## DIRECTION
Copy all lines of the listing that include the string "tasks".

## Extracted records
** start **

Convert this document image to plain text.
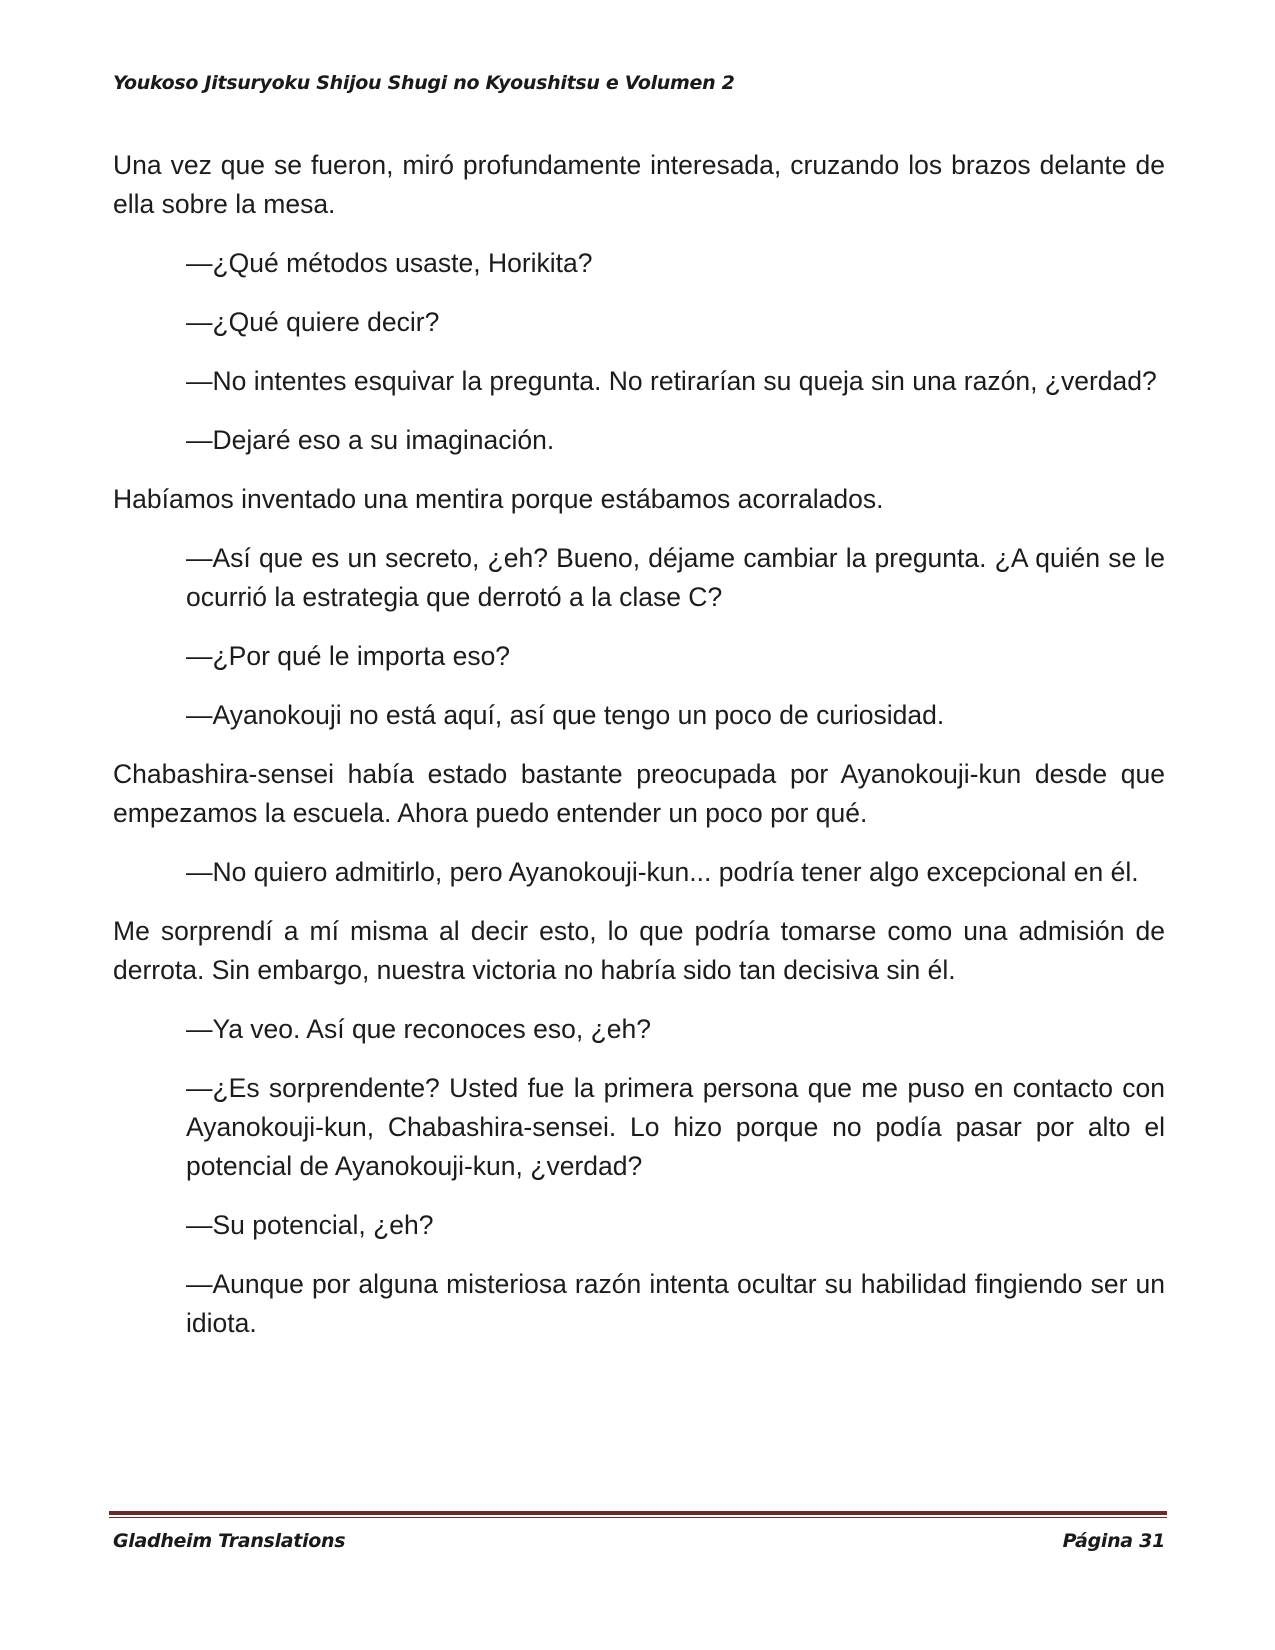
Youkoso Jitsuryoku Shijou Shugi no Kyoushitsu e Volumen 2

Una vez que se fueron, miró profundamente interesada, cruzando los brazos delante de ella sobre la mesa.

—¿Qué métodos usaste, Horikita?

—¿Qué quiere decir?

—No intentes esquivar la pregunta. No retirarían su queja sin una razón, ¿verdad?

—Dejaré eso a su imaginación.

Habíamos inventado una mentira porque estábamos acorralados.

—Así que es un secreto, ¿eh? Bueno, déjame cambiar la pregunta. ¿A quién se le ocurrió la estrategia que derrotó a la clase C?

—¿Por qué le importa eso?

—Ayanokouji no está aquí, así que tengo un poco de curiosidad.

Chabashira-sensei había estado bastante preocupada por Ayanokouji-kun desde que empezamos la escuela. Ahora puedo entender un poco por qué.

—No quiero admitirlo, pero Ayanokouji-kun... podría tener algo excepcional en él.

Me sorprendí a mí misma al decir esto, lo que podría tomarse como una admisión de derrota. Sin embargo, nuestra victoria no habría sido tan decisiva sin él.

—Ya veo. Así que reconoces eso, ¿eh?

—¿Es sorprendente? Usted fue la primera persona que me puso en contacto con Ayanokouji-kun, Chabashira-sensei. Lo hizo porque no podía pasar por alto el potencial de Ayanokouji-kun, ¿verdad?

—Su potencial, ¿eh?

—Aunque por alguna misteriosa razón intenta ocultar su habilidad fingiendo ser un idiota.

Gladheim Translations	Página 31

** end **
** start **

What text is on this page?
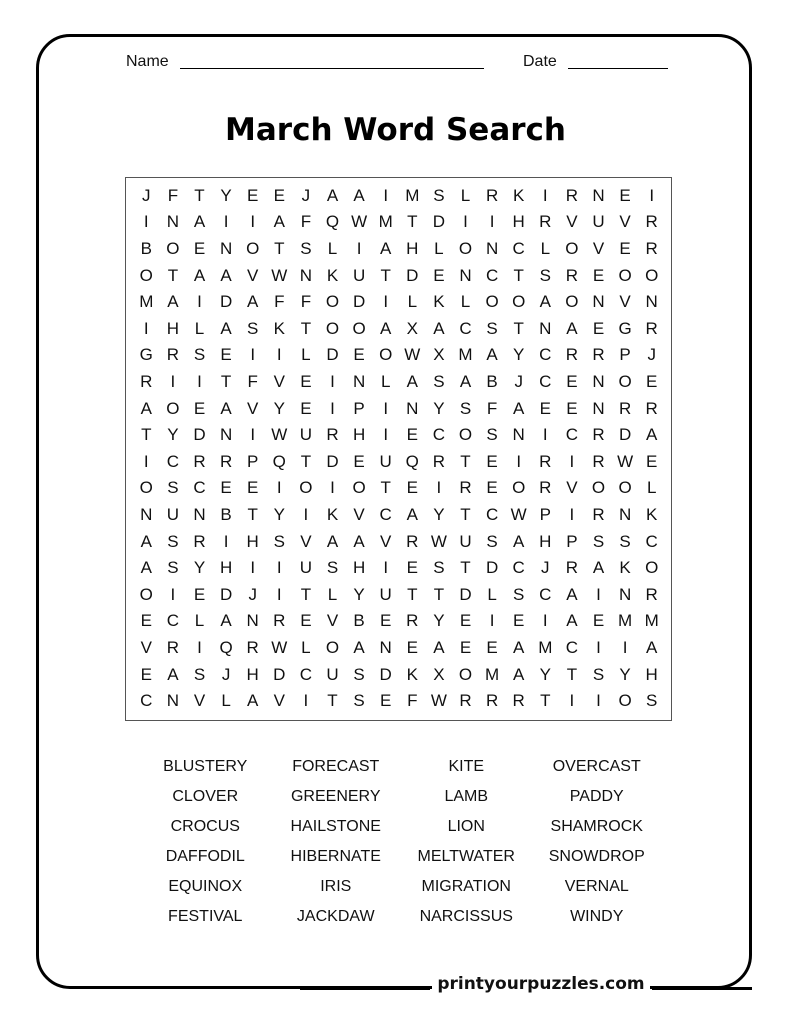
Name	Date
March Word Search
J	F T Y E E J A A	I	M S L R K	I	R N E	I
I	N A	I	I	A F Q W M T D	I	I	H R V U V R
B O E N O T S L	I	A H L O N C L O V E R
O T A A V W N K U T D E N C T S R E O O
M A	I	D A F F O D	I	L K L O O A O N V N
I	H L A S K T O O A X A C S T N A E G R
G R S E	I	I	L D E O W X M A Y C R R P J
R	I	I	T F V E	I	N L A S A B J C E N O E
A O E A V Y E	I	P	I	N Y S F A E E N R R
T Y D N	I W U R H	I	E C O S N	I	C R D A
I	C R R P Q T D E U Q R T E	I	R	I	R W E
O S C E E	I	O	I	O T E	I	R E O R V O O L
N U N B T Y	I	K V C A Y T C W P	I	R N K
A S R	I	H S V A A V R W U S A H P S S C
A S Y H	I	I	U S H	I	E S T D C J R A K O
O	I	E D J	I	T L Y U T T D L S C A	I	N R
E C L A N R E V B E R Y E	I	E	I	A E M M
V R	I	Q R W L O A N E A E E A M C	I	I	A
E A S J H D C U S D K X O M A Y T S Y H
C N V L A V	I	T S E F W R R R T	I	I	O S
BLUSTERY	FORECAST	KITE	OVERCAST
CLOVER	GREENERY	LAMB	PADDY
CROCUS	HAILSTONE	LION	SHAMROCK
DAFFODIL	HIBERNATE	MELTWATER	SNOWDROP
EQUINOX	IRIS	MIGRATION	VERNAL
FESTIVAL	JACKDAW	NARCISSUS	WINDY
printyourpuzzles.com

** end **
** start **

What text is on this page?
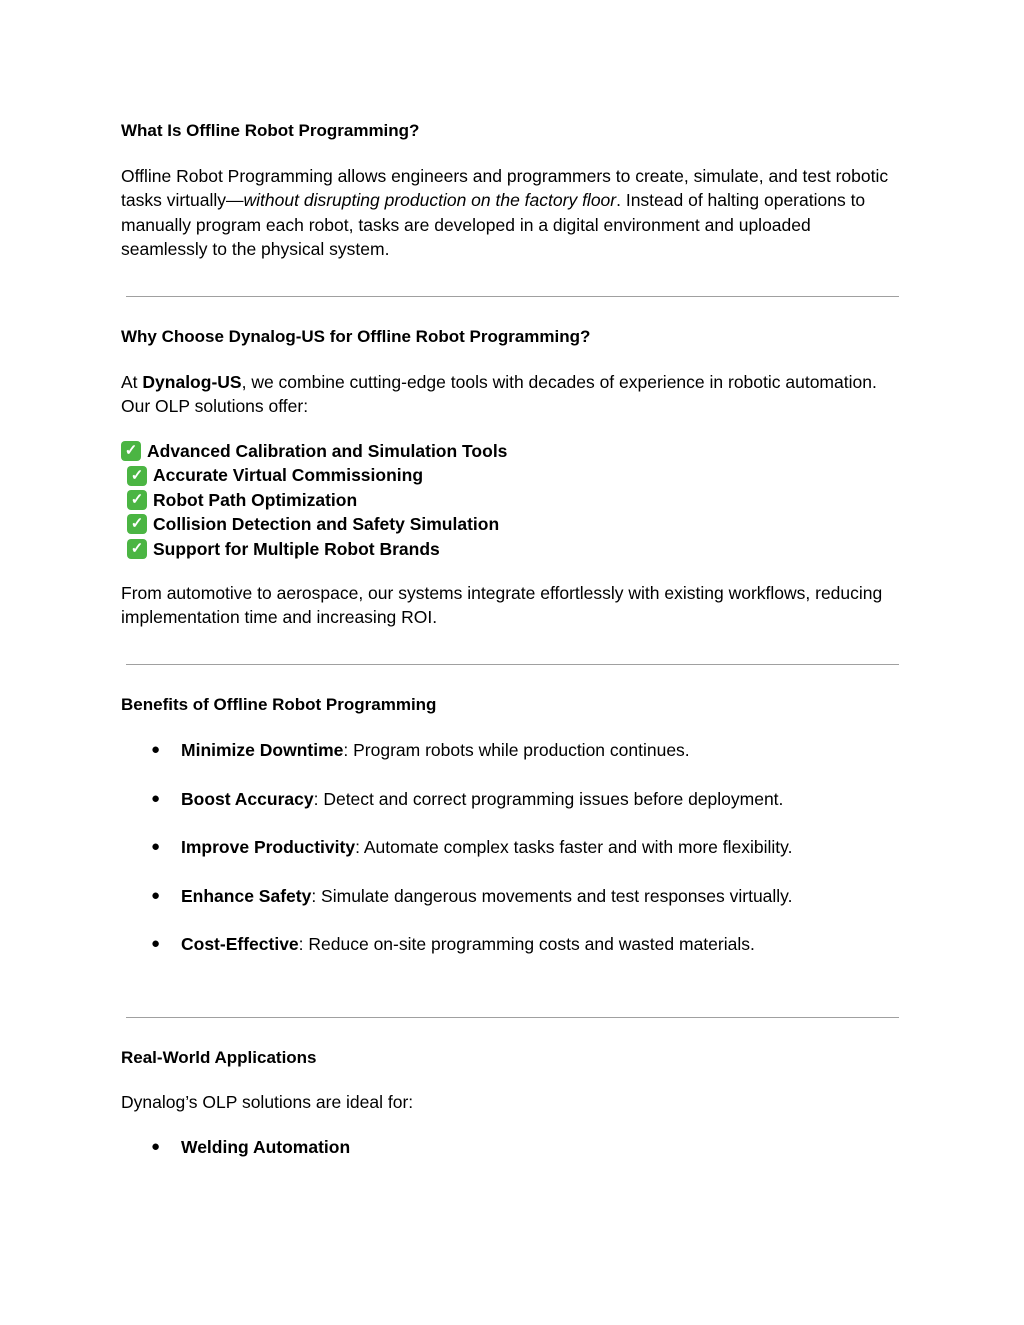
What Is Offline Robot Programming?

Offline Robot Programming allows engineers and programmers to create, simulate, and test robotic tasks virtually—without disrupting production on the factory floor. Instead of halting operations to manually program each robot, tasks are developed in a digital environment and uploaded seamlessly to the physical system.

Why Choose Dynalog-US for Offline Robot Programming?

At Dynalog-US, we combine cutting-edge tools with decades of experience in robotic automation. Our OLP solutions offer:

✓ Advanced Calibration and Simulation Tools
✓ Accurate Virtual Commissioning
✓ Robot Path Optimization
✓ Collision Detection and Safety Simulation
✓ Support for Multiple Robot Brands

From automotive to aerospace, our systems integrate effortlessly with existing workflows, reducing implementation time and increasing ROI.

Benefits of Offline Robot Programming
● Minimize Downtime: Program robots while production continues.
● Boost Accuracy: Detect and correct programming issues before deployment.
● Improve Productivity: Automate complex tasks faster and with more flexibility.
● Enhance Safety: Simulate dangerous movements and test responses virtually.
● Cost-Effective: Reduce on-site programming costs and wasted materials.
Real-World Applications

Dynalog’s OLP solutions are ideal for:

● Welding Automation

** end **

## RESULT
Offline Robot Programming allows engineers and programmers to create, simulate, and test robotic tasks virtually—without disrupting production on the factory floor. Instead of halting operations to manually program each robot, tasks are developed in a digital environment and uploaded seamlessly to the physical system.
● Improve Productivity: Automate complex tasks faster and with more flexibility.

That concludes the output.